> Instructions to follow
Within this material, how many lines have the string "kötet" in them? The answer is a number, with nothing added.

> Material provided
* START *

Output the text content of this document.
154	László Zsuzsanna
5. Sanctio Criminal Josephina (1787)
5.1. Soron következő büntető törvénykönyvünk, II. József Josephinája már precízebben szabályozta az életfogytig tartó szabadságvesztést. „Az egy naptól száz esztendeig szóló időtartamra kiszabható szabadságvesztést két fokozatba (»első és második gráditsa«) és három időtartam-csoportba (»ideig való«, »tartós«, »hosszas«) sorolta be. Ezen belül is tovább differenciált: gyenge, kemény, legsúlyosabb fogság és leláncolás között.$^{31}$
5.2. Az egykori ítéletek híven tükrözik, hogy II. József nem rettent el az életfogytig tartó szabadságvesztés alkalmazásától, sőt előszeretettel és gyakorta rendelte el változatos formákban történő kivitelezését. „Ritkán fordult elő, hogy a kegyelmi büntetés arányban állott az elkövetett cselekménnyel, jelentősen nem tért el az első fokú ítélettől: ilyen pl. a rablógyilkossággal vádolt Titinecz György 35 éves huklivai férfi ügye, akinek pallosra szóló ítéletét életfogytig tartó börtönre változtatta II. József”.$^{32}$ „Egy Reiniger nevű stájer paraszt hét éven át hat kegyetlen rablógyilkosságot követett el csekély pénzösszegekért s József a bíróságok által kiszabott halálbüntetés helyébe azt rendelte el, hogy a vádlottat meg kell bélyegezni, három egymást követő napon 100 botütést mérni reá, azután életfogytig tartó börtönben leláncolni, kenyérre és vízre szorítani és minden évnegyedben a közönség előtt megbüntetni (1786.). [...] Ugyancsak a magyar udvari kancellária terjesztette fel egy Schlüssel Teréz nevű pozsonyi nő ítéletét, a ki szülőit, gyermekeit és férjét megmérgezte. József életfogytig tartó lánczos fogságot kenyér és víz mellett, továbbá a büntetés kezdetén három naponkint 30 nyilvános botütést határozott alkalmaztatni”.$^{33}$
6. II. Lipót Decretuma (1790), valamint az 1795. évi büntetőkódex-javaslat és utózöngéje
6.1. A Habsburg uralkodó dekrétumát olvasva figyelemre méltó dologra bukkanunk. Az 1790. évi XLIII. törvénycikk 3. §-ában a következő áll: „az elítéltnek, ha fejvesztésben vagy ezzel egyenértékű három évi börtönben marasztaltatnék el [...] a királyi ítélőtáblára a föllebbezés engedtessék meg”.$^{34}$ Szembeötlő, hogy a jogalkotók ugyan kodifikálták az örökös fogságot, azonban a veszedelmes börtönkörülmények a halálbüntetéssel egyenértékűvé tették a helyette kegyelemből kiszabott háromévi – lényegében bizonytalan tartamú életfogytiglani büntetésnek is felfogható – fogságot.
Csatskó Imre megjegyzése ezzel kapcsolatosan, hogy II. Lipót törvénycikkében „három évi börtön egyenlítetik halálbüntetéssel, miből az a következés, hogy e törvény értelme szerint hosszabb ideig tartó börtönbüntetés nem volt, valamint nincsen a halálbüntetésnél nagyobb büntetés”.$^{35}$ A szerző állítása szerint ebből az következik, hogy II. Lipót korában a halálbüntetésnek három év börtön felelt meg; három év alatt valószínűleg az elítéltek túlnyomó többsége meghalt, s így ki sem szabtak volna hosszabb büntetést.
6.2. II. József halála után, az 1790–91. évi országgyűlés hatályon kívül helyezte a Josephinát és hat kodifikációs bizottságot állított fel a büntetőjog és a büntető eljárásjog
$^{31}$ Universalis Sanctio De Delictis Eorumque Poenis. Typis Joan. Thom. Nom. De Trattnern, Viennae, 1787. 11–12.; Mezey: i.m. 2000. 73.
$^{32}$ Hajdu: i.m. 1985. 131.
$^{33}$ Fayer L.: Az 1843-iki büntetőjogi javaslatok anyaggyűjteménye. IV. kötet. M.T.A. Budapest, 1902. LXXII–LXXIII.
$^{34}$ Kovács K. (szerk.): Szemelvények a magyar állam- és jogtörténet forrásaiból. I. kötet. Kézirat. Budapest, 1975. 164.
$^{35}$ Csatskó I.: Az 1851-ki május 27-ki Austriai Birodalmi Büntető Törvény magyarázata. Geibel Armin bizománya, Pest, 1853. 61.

* END *

> Solution for this exercise
2